In the entries that follow, find the word "page" and report each line it is on.
--- Begin ---
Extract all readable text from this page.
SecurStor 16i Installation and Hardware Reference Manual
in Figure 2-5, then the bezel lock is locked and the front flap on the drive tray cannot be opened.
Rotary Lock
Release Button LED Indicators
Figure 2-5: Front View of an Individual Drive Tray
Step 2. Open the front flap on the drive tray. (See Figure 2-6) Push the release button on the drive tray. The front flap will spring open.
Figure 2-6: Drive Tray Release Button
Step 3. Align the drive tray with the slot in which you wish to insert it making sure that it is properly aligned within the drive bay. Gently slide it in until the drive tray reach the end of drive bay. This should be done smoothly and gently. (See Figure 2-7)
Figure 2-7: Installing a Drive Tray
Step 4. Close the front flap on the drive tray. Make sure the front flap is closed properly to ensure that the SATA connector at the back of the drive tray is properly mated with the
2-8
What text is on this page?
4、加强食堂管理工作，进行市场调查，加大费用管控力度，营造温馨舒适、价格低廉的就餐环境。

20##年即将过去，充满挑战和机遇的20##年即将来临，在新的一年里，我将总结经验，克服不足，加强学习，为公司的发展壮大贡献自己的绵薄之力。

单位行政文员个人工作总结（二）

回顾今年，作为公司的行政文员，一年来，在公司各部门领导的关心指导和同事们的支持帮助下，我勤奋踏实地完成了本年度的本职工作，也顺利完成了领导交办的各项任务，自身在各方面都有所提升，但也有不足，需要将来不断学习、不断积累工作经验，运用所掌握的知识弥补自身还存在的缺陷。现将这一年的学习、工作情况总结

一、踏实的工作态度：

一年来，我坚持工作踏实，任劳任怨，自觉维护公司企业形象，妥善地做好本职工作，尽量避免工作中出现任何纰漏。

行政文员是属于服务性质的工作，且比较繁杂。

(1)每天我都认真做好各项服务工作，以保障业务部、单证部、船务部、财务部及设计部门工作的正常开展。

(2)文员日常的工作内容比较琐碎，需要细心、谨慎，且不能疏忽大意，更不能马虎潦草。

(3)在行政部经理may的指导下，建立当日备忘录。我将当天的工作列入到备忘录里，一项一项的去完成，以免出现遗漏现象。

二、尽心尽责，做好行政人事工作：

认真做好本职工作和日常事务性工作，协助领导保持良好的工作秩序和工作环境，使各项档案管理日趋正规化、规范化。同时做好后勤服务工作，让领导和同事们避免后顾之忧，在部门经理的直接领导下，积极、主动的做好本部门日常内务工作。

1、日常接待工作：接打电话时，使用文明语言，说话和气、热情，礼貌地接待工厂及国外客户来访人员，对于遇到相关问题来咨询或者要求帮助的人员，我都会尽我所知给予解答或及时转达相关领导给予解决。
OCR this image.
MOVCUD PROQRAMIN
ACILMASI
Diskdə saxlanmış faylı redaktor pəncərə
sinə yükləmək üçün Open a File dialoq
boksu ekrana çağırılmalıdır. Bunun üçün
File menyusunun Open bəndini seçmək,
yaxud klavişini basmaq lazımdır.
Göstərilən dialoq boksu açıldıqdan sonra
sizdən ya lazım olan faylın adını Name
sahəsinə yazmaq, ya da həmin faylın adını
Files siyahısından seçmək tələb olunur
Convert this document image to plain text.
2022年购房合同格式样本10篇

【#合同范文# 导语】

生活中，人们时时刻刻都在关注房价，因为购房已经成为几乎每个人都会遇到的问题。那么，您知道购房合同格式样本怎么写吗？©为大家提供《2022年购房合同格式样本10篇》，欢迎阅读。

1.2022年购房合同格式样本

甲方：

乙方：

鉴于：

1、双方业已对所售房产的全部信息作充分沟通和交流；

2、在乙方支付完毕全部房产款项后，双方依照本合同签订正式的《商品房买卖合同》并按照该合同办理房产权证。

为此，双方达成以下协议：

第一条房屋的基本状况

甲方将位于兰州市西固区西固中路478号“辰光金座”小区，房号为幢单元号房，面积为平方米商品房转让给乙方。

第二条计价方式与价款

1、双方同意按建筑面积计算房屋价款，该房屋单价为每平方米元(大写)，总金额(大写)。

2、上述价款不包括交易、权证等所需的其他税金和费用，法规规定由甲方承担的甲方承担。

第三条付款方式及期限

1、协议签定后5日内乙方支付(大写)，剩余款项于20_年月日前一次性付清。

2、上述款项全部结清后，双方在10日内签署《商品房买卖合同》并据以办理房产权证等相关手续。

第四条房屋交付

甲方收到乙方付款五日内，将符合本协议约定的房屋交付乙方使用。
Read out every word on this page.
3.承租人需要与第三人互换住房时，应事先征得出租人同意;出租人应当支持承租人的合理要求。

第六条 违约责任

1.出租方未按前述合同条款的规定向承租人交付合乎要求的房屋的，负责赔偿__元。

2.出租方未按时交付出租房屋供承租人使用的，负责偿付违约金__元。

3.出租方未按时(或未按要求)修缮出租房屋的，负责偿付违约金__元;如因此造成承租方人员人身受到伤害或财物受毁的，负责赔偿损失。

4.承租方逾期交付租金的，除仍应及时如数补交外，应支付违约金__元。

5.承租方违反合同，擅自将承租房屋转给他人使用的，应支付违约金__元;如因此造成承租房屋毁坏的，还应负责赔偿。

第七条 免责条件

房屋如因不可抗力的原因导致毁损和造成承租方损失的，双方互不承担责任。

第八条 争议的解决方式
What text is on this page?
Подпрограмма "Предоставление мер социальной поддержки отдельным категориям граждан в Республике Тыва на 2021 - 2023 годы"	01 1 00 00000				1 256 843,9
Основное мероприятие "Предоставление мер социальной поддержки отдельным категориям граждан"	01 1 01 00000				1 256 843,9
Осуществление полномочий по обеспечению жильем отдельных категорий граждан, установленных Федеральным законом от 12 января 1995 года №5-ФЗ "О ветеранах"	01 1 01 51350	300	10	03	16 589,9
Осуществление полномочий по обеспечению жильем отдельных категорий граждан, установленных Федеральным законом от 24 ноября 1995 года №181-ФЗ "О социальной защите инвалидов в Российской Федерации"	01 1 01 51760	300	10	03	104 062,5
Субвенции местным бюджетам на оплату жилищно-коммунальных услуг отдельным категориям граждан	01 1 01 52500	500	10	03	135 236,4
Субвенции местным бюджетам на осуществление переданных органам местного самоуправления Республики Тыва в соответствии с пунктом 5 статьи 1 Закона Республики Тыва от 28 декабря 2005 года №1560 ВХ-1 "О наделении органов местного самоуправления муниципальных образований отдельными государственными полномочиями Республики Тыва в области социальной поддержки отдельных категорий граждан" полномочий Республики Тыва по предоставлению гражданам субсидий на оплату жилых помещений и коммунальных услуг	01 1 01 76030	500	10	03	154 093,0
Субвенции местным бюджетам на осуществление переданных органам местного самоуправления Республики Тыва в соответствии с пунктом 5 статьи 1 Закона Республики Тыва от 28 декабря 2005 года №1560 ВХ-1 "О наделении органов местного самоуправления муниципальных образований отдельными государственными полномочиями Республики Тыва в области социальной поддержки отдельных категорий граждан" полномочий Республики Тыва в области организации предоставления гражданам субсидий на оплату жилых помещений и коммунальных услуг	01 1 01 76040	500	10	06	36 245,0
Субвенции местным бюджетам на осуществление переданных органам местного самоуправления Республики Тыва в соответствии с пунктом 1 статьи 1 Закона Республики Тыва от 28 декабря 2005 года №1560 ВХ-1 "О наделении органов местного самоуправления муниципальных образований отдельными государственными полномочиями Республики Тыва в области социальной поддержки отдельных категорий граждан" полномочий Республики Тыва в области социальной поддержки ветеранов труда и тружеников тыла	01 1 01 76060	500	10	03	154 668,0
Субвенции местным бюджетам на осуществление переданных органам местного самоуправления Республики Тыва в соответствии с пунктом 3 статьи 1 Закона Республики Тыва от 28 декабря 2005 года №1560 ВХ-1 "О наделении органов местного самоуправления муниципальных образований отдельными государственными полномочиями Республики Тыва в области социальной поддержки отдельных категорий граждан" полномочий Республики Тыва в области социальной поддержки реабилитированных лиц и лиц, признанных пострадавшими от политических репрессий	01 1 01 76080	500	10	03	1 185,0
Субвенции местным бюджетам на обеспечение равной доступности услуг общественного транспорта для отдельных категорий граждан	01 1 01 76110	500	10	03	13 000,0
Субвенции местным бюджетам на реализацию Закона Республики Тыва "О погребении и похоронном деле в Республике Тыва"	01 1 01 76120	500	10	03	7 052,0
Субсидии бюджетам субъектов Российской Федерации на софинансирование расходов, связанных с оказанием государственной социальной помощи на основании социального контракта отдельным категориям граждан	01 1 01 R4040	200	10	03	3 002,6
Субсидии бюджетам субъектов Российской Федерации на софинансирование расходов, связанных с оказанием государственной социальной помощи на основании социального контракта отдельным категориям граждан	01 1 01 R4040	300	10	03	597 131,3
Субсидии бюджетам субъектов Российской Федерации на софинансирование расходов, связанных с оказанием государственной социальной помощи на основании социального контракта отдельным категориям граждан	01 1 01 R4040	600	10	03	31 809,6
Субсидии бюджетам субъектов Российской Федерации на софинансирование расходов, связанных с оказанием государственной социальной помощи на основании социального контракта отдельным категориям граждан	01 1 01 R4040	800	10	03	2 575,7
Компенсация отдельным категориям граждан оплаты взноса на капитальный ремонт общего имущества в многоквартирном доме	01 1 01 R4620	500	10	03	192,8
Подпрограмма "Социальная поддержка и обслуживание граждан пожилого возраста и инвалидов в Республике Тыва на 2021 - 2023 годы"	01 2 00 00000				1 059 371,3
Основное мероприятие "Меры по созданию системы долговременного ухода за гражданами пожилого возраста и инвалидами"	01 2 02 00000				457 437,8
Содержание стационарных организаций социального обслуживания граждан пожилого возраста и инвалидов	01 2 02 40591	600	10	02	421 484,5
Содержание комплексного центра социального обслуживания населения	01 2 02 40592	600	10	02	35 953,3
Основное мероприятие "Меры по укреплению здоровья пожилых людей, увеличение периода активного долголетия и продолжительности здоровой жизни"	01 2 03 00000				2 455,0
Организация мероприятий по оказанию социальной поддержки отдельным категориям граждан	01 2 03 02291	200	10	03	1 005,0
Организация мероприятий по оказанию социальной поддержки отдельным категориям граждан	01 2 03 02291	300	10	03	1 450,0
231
--- End ---
• _EXPECTED ANSWER_:
Extract all readable text from this page.
What text is on this page?
Read out every word on this page.
What text is on this page?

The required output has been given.